> Task to complete
Pull out every line of the listing below where "cabeza" appears.

_____

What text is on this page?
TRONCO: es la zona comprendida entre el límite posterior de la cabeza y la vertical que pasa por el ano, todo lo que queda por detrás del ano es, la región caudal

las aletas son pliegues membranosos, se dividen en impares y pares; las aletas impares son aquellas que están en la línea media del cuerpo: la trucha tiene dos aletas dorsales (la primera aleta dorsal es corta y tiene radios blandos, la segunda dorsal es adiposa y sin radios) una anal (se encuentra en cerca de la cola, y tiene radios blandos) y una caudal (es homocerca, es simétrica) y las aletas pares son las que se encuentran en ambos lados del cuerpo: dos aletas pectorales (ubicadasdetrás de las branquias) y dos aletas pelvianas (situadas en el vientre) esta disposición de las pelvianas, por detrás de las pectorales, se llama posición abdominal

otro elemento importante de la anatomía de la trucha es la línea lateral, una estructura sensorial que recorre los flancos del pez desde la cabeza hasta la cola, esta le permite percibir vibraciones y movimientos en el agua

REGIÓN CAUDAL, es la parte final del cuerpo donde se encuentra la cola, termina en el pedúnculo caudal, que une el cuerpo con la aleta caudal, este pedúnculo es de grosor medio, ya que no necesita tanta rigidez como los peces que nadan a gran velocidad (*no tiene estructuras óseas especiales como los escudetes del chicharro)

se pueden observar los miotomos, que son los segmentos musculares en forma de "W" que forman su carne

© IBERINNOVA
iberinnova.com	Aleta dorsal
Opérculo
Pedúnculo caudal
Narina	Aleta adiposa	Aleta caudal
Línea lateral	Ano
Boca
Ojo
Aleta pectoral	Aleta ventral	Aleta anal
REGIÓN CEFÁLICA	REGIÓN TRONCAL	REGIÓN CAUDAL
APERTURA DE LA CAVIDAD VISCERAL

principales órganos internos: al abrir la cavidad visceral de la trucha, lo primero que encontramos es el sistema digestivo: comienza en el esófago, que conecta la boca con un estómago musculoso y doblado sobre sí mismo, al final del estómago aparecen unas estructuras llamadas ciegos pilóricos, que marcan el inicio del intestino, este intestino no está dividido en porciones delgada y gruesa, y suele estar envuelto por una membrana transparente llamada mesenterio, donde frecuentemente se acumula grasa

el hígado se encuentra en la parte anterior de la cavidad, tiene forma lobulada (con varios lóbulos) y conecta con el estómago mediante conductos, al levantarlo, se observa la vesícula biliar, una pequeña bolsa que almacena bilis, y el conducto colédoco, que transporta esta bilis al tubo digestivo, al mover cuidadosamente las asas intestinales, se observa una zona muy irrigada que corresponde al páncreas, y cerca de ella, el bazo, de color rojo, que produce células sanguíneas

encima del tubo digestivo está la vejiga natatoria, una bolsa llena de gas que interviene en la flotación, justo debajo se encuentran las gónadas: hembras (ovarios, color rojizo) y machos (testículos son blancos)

_____

> Solution to this task
TRONCO: es la zona comprendida entre el límite posterior de la cabeza y la vertical que pasa por el ano, todo lo que queda por detrás del ano es, la región caudal
otro elemento importante de la anatomía de la trucha es la línea lateral, una estructura sensorial que recorre los flancos del pez desde la cabeza hasta la cola, esta le permite percibir vibraciones y movimientos en el agua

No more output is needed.